Take the records underneath and set them down exactly.

Source data
== == ==

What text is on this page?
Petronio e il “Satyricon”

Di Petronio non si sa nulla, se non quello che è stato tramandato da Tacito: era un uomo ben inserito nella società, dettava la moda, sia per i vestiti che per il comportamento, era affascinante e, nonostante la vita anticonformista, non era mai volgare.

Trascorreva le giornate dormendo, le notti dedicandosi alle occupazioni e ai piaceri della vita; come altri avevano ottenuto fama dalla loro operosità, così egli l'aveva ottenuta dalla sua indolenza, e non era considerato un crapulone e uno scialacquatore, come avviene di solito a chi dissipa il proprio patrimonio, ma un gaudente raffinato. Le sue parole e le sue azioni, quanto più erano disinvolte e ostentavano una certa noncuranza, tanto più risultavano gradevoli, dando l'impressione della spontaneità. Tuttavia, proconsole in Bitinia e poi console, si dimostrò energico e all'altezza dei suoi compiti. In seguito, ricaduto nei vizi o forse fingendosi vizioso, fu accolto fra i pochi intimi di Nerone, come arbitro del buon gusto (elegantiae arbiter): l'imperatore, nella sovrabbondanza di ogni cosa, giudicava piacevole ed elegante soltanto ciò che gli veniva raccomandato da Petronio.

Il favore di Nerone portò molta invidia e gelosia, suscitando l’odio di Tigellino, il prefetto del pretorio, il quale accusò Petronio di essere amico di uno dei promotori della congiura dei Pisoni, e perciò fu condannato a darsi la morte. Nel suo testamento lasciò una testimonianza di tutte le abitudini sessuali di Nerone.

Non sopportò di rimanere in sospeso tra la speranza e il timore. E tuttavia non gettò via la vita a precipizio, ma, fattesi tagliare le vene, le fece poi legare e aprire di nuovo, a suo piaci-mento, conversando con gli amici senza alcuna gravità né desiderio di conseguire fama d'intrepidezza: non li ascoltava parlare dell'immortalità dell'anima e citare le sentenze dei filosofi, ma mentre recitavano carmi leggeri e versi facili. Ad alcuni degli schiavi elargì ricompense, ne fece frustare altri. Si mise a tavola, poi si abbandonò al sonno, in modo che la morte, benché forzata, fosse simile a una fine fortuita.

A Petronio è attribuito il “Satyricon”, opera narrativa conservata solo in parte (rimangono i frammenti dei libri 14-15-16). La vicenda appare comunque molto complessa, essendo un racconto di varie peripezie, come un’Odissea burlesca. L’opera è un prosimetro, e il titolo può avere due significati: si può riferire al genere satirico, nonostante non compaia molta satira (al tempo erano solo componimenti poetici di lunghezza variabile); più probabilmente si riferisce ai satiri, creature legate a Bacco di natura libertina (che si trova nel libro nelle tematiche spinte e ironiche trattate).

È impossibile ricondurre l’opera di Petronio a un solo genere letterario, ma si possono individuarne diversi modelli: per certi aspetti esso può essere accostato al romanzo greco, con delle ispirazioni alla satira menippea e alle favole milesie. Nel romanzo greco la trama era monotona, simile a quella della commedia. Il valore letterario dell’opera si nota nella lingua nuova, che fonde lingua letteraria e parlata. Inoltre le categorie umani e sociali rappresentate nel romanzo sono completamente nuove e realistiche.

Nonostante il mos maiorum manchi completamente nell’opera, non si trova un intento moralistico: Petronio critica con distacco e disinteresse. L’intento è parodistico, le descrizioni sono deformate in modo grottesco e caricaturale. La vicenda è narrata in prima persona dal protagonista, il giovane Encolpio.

== == ==

EXERCISE OUTPUT:
What text is on this page?
Petronio e il “Satyricon”

Di Petronio non si sa nulla, se non quello che è stato tramandato da Tacito: era un uomo ben inserito nella società, dettava la moda, sia per i vestiti che per il comportamento, era affascinante e, nonostante la vita anticonformista, non era mai volgare.

Trascorreva le giornate dormendo, le notti dedicandosi alle occupazioni e ai piaceri della vita; come altri avevano ottenuto fama dalla loro operosità, così egli l'aveva ottenuta dalla sua indolenza, e non era considerato un crapulone e uno scialacquatore, come avviene di solito a chi dissipa il proprio patrimonio, ma un gaudente raffinato. Le sue parole e le sue azioni, quanto più erano disinvolte e ostentavano una certa noncuranza, tanto più risultavano gradevoli, dando l'impressione della spontaneità. Tuttavia, proconsole in Bitinia e poi console, si dimostrò energico e all'altezza dei suoi compiti. In seguito, ricaduto nei vizi o forse fingendosi vizioso, fu accolto fra i pochi intimi di Nerone, come arbitro del buon gusto (elegantiae arbiter): l'imperatore, nella sovrabbondanza di ogni cosa, giudicava piacevole ed elegante soltanto ciò che gli veniva raccomandato da Petronio.

Il favore di Nerone portò molta invidia e gelosia, suscitando l’odio di Tigellino, il prefetto del pretorio, il quale accusò Petronio di essere amico di uno dei promotori della congiura dei Pisoni, e perciò fu condannato a darsi la morte. Nel suo testamento lasciò una testimonianza di tutte le abitudini sessuali di Nerone.

Non sopportò di rimanere in sospeso tra la speranza e il timore. E tuttavia non gettò via la vita a precipizio, ma, fattesi tagliare le vene, le fece poi legare e aprire di nuovo, a suo piaci-mento, conversando con gli amici senza alcuna gravità né desiderio di conseguire fama d'intrepidezza: non li ascoltava parlare dell'immortalità dell'anima e citare le sentenze dei filosofi, ma mentre recitavano carmi leggeri e versi facili. Ad alcuni degli schiavi elargì ricompense, ne fece frustare altri. Si mise a tavola, poi si abbandonò al sonno, in modo che la morte, benché forzata, fosse simile a una fine fortuita.

A Petronio è attribuito il “Satyricon”, opera narrativa conservata solo in parte (rimangono i frammenti dei libri 14-15-16). La vicenda appare comunque molto complessa, essendo un racconto di varie peripezie, come un’Odissea burlesca. L’opera è un prosimetro, e il titolo può avere due significati: si può riferire al genere satirico, nonostante non compaia molta satira (al tempo erano solo componimenti poetici di lunghezza variabile); più probabilmente si riferisce ai satiri, creature legate a Bacco di natura libertina (che si trova nel libro nelle tematiche spinte e ironiche trattate).

È impossibile ricondurre l’opera di Petronio a un solo genere letterario, ma si possono individuarne diversi modelli: per certi aspetti esso può essere accostato al romanzo greco, con delle ispirazioni alla satira menippea e alle favole milesie. Nel romanzo greco la trama era monotona, simile a quella della commedia. Il valore letterario dell’opera si nota nella lingua nuova, che fonde lingua letteraria e parlata. Inoltre le categorie umani e sociali rappresentate nel romanzo sono completamente nuove e realistiche.

Nonostante il mos maiorum manchi completamente nell’opera, non si trova un intento moralistico: Petronio critica con distacco e disinteresse. L’intento è parodistico, le descrizioni sono deformate in modo grottesco e caricaturale. La vicenda è narrata in prima persona dal protagonista, il giovane Encolpio.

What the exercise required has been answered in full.